_THE REQUEST_
Quote every line of the data below as it stands, omitting pictures.
:: INFORMATION SUPPLIED
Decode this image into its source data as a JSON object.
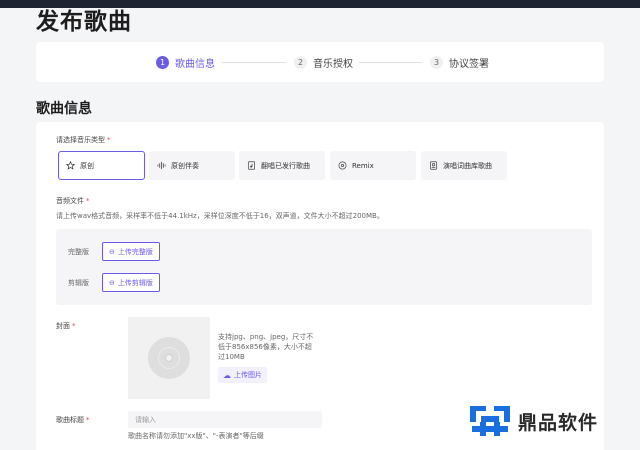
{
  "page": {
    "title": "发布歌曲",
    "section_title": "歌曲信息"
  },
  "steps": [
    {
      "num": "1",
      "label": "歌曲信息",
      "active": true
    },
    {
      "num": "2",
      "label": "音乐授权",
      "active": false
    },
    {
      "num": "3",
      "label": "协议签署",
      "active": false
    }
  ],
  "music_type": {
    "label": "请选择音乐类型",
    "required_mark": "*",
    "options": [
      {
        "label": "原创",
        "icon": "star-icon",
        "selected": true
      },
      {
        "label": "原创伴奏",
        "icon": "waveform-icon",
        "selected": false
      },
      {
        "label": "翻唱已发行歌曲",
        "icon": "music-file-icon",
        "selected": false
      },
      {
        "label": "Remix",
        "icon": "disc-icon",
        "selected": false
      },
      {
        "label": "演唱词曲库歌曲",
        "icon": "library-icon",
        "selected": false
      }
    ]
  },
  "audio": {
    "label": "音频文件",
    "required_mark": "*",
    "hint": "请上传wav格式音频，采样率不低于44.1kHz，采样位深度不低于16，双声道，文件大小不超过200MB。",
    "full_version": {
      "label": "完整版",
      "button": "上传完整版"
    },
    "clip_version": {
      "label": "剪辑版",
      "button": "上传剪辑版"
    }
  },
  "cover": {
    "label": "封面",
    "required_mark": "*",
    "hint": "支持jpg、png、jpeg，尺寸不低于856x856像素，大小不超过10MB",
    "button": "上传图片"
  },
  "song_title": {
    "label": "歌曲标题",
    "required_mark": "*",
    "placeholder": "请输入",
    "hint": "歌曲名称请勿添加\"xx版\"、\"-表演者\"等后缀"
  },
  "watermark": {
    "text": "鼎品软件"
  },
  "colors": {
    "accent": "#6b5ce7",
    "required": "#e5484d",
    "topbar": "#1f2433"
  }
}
::::
_RESULT OF THE TASK_
Decode this image into its source data as a JSON object.
{
  "page": {
    "title": "发布歌曲",
    "section_title": "歌曲信息"
  },
  "steps": [
    {
      "num": "1",
      "label": "歌曲信息",
      "active": true
    },
    {
      "num": "2",
      "label": "音乐授权",
      "active": false
    },
    {
      "num": "3",
      "label": "协议签署",
      "active": false
    }
  ],
  "music_type": {
    "label": "请选择音乐类型",
    "required_mark": "*",
    "options": [
      {
        "label": "原创",
        "icon": "star-icon",
        "selected": true
      },
      {
        "label": "原创伴奏",
        "icon": "waveform-icon",
        "selected": false
      },
      {
        "label": "翻唱已发行歌曲",
        "icon": "music-file-icon",
        "selected": false
      },
      {
        "label": "Remix",
        "icon": "disc-icon",
        "selected": false
      },
      {
        "label": "演唱词曲库歌曲",
        "icon": "library-icon",
        "selected": false
      }
    ]
  },
  "audio": {
    "label": "音频文件",
    "required_mark": "*",
    "hint": "请上传wav格式音频，采样率不低于44.1kHz，采样位深度不低于16，双声道，文件大小不超过200MB。",
    "full_version": {
      "label": "完整版",
      "button": "上传完整版"
    },
    "clip_version": {
      "label": "剪辑版",
      "button": "上传剪辑版"
    }
  },
  "cover": {
    "label": "封面",
    "required_mark": "*",
    "hint": "支持jpg、png、jpeg，尺寸不低于856x856像素，大小不超过10MB",
    "button": "上传图片"
  },
  "song_title": {
    "label": "歌曲标题",
    "required_mark": "*",
    "placeholder": "请输入",
    "hint": "歌曲名称请勿添加\"xx版\"、\"-表演者\"等后缀"
  },
  "watermark": {
    "text": "鼎品软件"
  },
  "colors": {
    "accent": "#6b5ce7",
    "required": "#e5484d",
    "topbar": "#1f2433"
  }
}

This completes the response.